The data below should be restated word for word, with every picture omitted.

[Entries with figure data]
╭──

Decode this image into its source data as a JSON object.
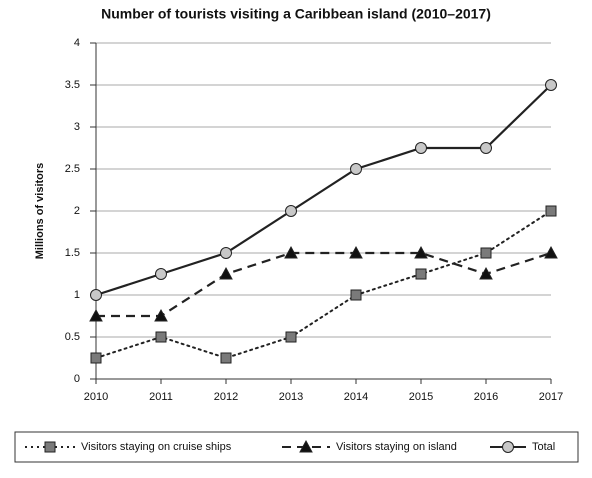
{
  "chart_data": {
    "type": "line",
    "title": "Number of tourists visiting a Caribbean island (2010–2017)",
    "y_label": "Millions of visitors",
    "categories": [
      "2010",
      "2011",
      "2012",
      "2013",
      "2014",
      "2015",
      "2016",
      "2017"
    ],
    "series": [
      {
        "name": "Visitors staying on cruise ships",
        "color": "#222222",
        "dash": "dotted",
        "marker": "square",
        "marker_color": "#7a7a7a",
        "values": [
          0.25,
          0.5,
          0.25,
          0.5,
          1,
          1.25,
          1.5,
          2
        ]
      },
      {
        "name": "Visitors staying on island",
        "color": "#222222",
        "dash": "dashed",
        "marker": "triangle",
        "marker_color": "#111111",
        "values": [
          0.75,
          0.75,
          1.25,
          1.5,
          1.5,
          1.5,
          1.25,
          1.5
        ]
      },
      {
        "name": "Total",
        "color": "#222222",
        "dash": "solid",
        "marker": "circle",
        "marker_color": "#c8c8c8",
        "values": [
          1,
          1.25,
          1.5,
          2,
          2.5,
          2.75,
          2.75,
          3.5
        ]
      }
    ],
    "ylim": [
      0,
      4
    ],
    "yticks": [
      0,
      0.5,
      1,
      1.5,
      2,
      2.5,
      3,
      3.5,
      4
    ],
    "grid": true,
    "legend": "bottom"
  }
}
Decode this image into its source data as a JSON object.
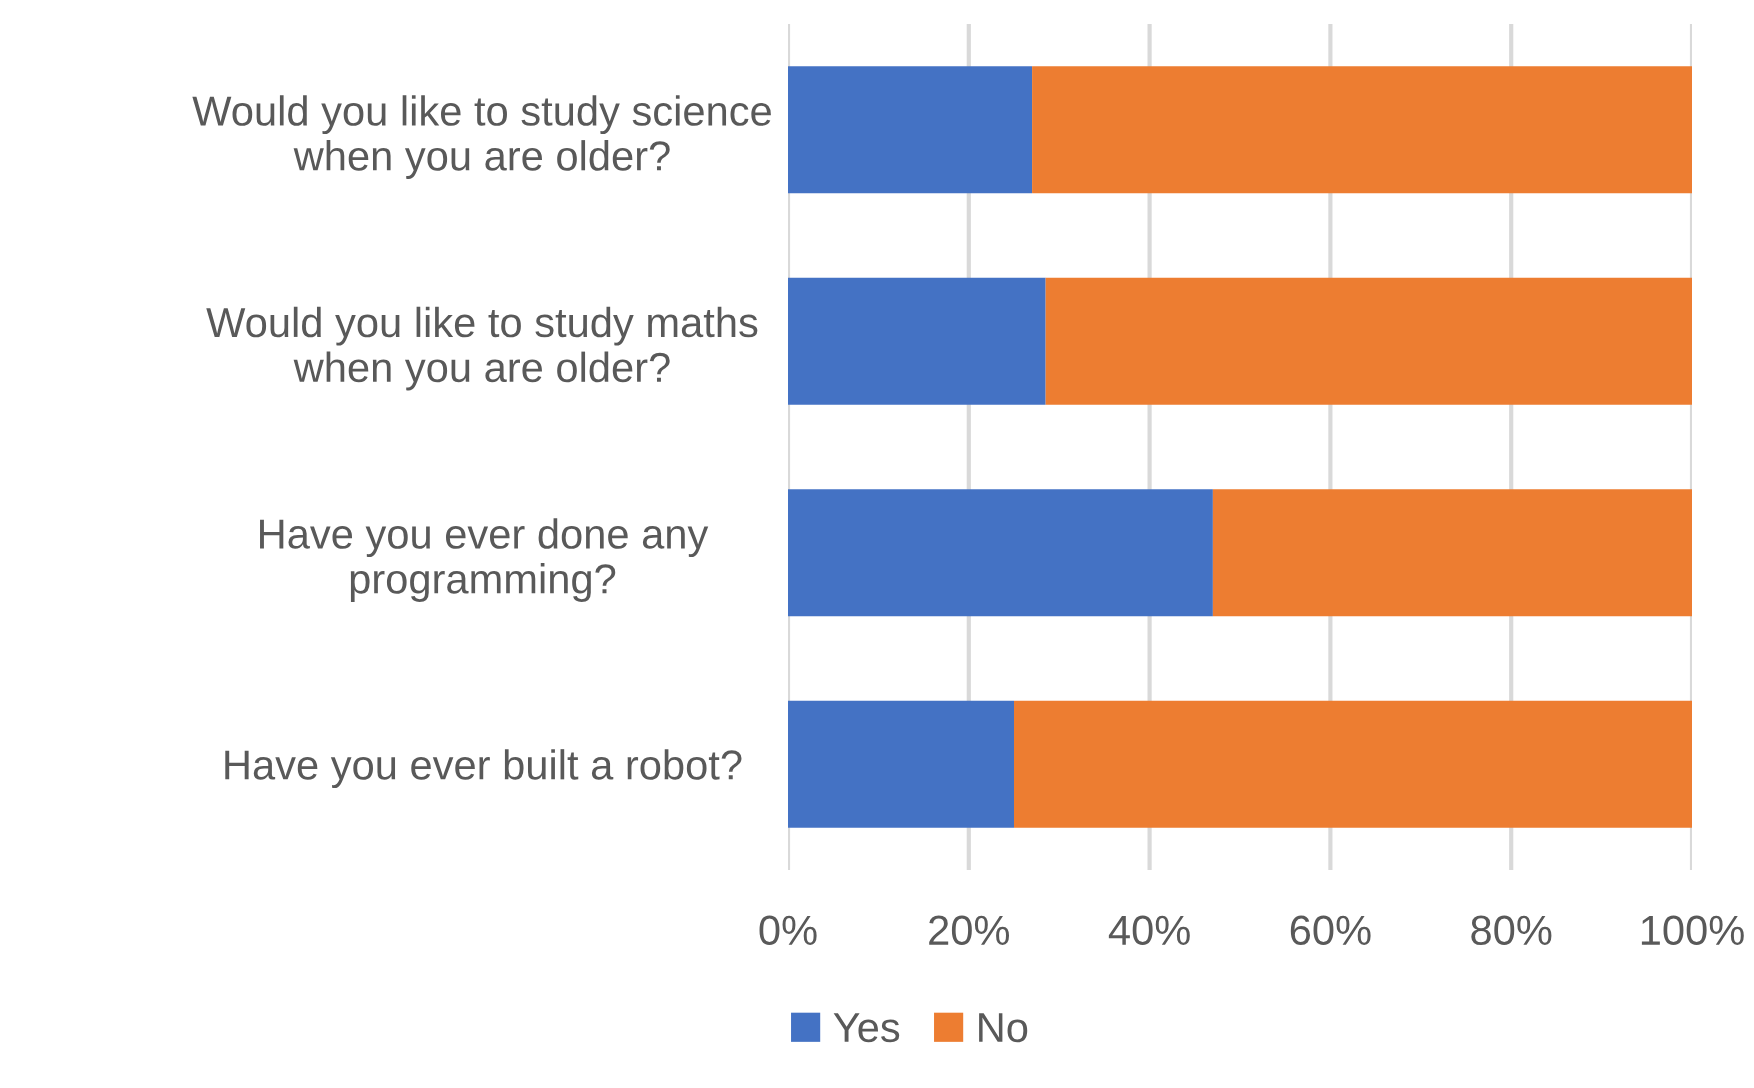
{
  "chart_data": {
    "type": "bar",
    "orientation": "horizontal",
    "stacked": true,
    "categories": [
      "Would you like to study science\nwhen you are older?",
      "Would you like to study maths\nwhen you are older?",
      "Have you ever done any\nprogramming?",
      "Have you ever built a robot?"
    ],
    "series": [
      {
        "name": "Yes",
        "color": "#4472c4",
        "values": [
          27,
          28.5,
          47,
          25
        ]
      },
      {
        "name": "No",
        "color": "#ed7d31",
        "values": [
          73,
          71.5,
          53,
          75
        ]
      }
    ],
    "xlim": [
      0,
      100
    ],
    "xticks": [
      {
        "value": 0,
        "label": "0%"
      },
      {
        "value": 20,
        "label": "20%"
      },
      {
        "value": 40,
        "label": "40%"
      },
      {
        "value": 60,
        "label": "60%"
      },
      {
        "value": 80,
        "label": "80%"
      },
      {
        "value": 100,
        "label": "100%"
      }
    ],
    "grid": "x",
    "legend": "bottom"
  }
}
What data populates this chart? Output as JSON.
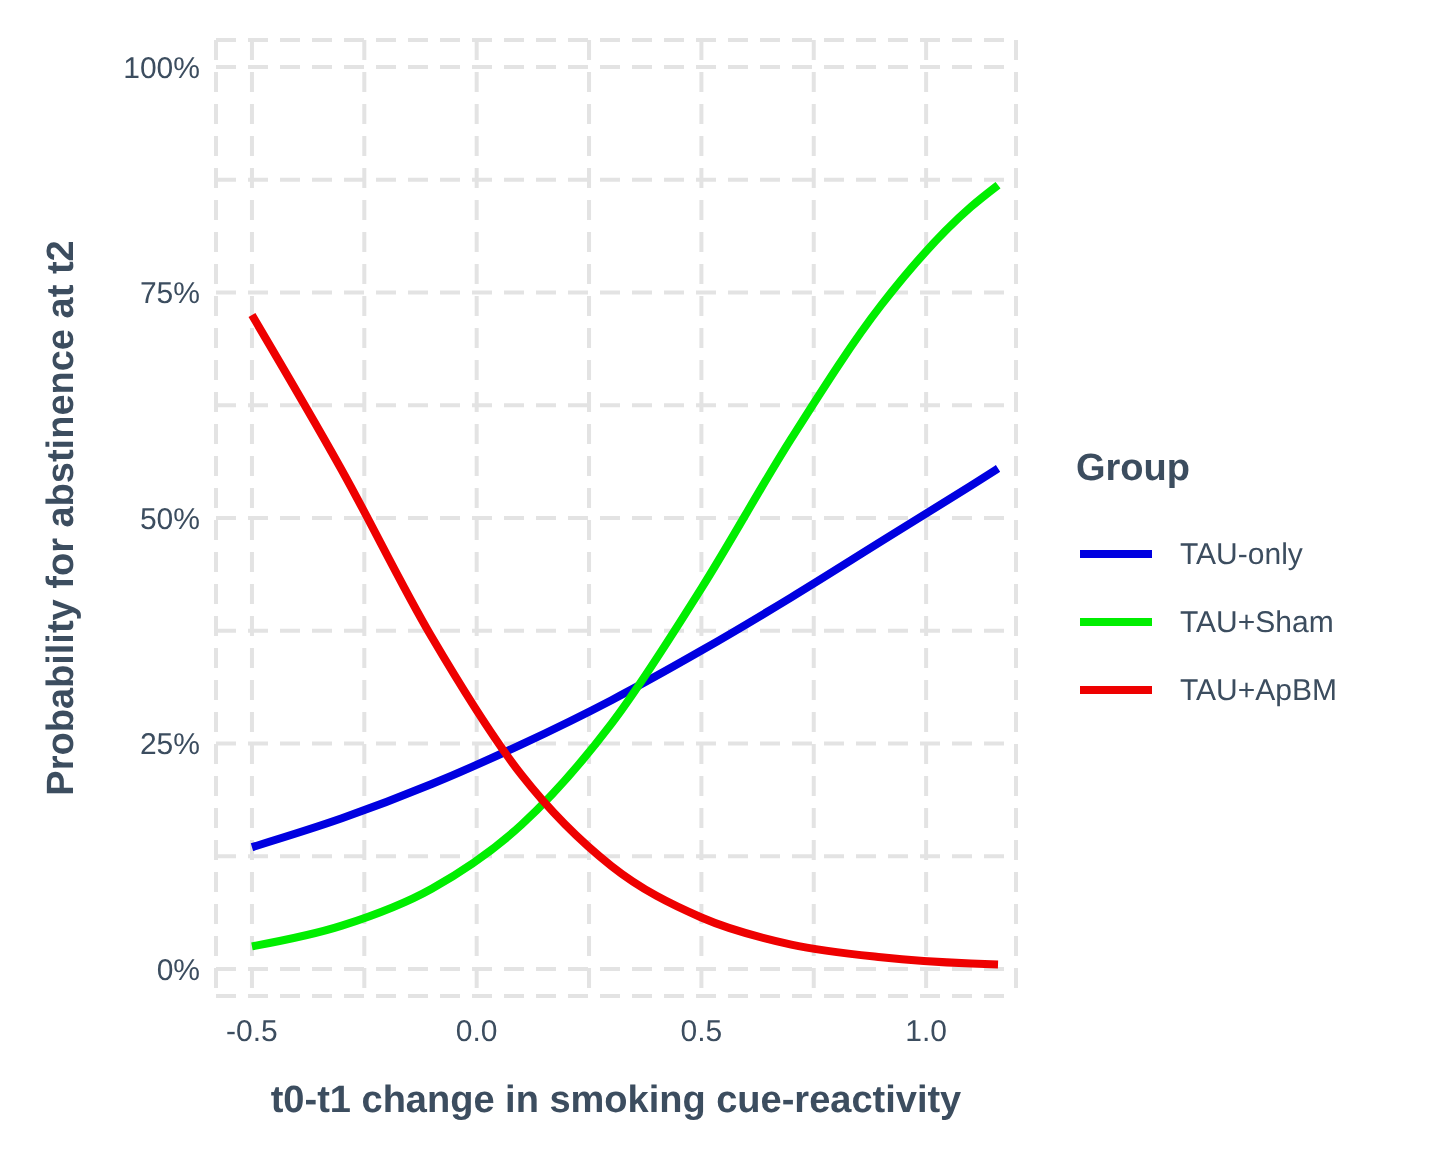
{
  "chart_data": {
    "type": "line",
    "xlabel": "t0-t1 change in smoking cue-reactivity",
    "ylabel": "Probability for abstinence at t2",
    "legend_title": "Group",
    "legend": "right",
    "grid": true,
    "marker": "none",
    "line_style": "solid",
    "xlim": [
      -0.58,
      1.2
    ],
    "xticks": [
      -0.5,
      {
        "value": -0.25,
        "label": null
      },
      {
        "value": 0,
        "label": "0.0"
      },
      {
        "value": 0.25,
        "label": null
      },
      0.5,
      {
        "value": 0.75,
        "label": null
      },
      {
        "value": 1,
        "label": "1.0"
      }
    ],
    "ylim": [
      -3,
      103
    ],
    "yticks": [
      {
        "value": 0,
        "label": "0%"
      },
      {
        "value": 12.5,
        "label": null
      },
      {
        "value": 25,
        "label": "25%"
      },
      {
        "value": 37.5,
        "label": null
      },
      {
        "value": 50,
        "label": "50%"
      },
      {
        "value": 62.5,
        "label": null
      },
      {
        "value": 75,
        "label": "75%"
      },
      {
        "value": 87.5,
        "label": null
      },
      {
        "value": 100,
        "label": "100%"
      }
    ],
    "x": [
      -0.5,
      -0.3,
      -0.1,
      0.1,
      0.3,
      0.5,
      0.7,
      0.9,
      1.1,
      1.16
    ],
    "series": [
      {
        "name": "TAU-only",
        "color": "#0000e0",
        "values": [
          13.5,
          16.7,
          20.5,
          24.9,
          29.8,
          35.3,
          41.2,
          47.4,
          53.6,
          55.5
        ]
      },
      {
        "name": "TAU+Sham",
        "color": "#00ee00",
        "values": [
          2.5,
          4.8,
          8.9,
          16.0,
          27.2,
          42.2,
          58.8,
          73.6,
          84.5,
          86.9
        ]
      },
      {
        "name": "TAU+ApBM",
        "color": "#ee0000",
        "values": [
          72.5,
          55.3,
          36.8,
          21.5,
          11.4,
          5.7,
          2.7,
          1.3,
          0.6,
          0.5
        ]
      }
    ]
  }
}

╰──

→ **RESPONSE FOR THIS EXERCISE**
Decode this image into its source data as a JSON object.
{
  "chart_data": {
    "type": "line",
    "title": "Number of tourists visiting a Caribbean island (2010–2017)",
    "y_label": "Millions of visitors",
    "categories": [
      "2010",
      "2011",
      "2012",
      "2013",
      "2014",
      "2015",
      "2016",
      "2017"
    ],
    "series": [
      {
        "name": "Visitors staying on cruise ships",
        "color": "#222222",
        "dash": "dotted",
        "marker": "square",
        "marker_color": "#7a7a7a",
        "values": [
          0.25,
          0.5,
          0.25,
          0.5,
          1,
          1.25,
          1.5,
          2
        ]
      },
      {
        "name": "Visitors staying on island",
        "color": "#222222",
        "dash": "dashed",
        "marker": "triangle",
        "marker_color": "#111111",
        "values": [
          0.75,
          0.75,
          1.25,
          1.5,
          1.5,
          1.5,
          1.25,
          1.5
        ]
      },
      {
        "name": "Total",
        "color": "#222222",
        "dash": "solid",
        "marker": "circle",
        "marker_color": "#c8c8c8",
        "values": [
          1,
          1.25,
          1.5,
          2,
          2.5,
          2.75,
          2.75,
          3.5
        ]
      }
    ],
    "ylim": [
      0,
      4
    ],
    "yticks": [
      0,
      0.5,
      1,
      1.5,
      2,
      2.5,
      3,
      3.5,
      4
    ],
    "grid": true,
    "legend": "bottom"
  }
}
Decode this image into its source data as a JSON object.
{
  "chart_data": {
    "type": "bar",
    "orientation": "horizontal",
    "stacked": true,
    "categories": [
      "Would you like to study science\nwhen you are older?",
      "Would you like to study maths\nwhen you are older?",
      "Have you ever done any\nprogramming?",
      "Have you ever built a robot?"
    ],
    "series": [
      {
        "name": "Yes",
        "color": "#4472c4",
        "values": [
          27,
          28.5,
          47,
          25
        ]
      },
      {
        "name": "No",
        "color": "#ed7d31",
        "values": [
          73,
          71.5,
          53,
          75
        ]
      }
    ],
    "xlim": [
      0,
      100
    ],
    "xticks": [
      {
        "value": 0,
        "label": "0%"
      },
      {
        "value": 20,
        "label": "20%"
      },
      {
        "value": 40,
        "label": "40%"
      },
      {
        "value": 60,
        "label": "60%"
      },
      {
        "value": 80,
        "label": "80%"
      },
      {
        "value": 100,
        "label": "100%"
      }
    ],
    "grid": "x",
    "legend": "bottom"
  }
}
What data populates this chart? Output as JSON.
{
  "chart_data": {
    "type": "line",
    "xlabel": "t0-t1 change in smoking cue-reactivity",
    "ylabel": "Probability for abstinence at t2",
    "legend_title": "Group",
    "legend": "right",
    "grid": true,
    "marker": "none",
    "line_style": "solid",
    "xlim": [
      -0.58,
      1.2
    ],
    "xticks": [
      -0.5,
      {
        "value": -0.25,
        "label": null
      },
      {
        "value": 0,
        "label": "0.0"
      },
      {
        "value": 0.25,
        "label": null
      },
      0.5,
      {
        "value": 0.75,
        "label": null
      },
      {
        "value": 1,
        "label": "1.0"
      }
    ],
    "ylim": [
      -3,
      103
    ],
    "yticks": [
      {
        "value": 0,
        "label": "0%"
      },
      {
        "value": 12.5,
        "label": null
      },
      {
        "value": 25,
        "label": "25%"
      },
      {
        "value": 37.5,
        "label": null
      },
      {
        "value": 50,
        "label": "50%"
      },
      {
        "value": 62.5,
        "label": null
      },
      {
        "value": 75,
        "label": "75%"
      },
      {
        "value": 87.5,
        "label": null
      },
      {
        "value": 100,
        "label": "100%"
      }
    ],
    "x": [
      -0.5,
      -0.3,
      -0.1,
      0.1,
      0.3,
      0.5,
      0.7,
      0.9,
      1.1,
      1.16
    ],
    "series": [
      {
        "name": "TAU-only",
        "color": "#0000e0",
        "values": [
          13.5,
          16.7,
          20.5,
          24.9,
          29.8,
          35.3,
          41.2,
          47.4,
          53.6,
          55.5
        ]
      },
      {
        "name": "TAU+Sham",
        "color": "#00ee00",
        "values": [
          2.5,
          4.8,
          8.9,
          16.0,
          27.2,
          42.2,
          58.8,
          73.6,
          84.5,
          86.9
        ]
      },
      {
        "name": "TAU+ApBM",
        "color": "#ee0000",
        "values": [
          72.5,
          55.3,
          36.8,
          21.5,
          11.4,
          5.7,
          2.7,
          1.3,
          0.6,
          0.5
        ]
      }
    ]
  }
}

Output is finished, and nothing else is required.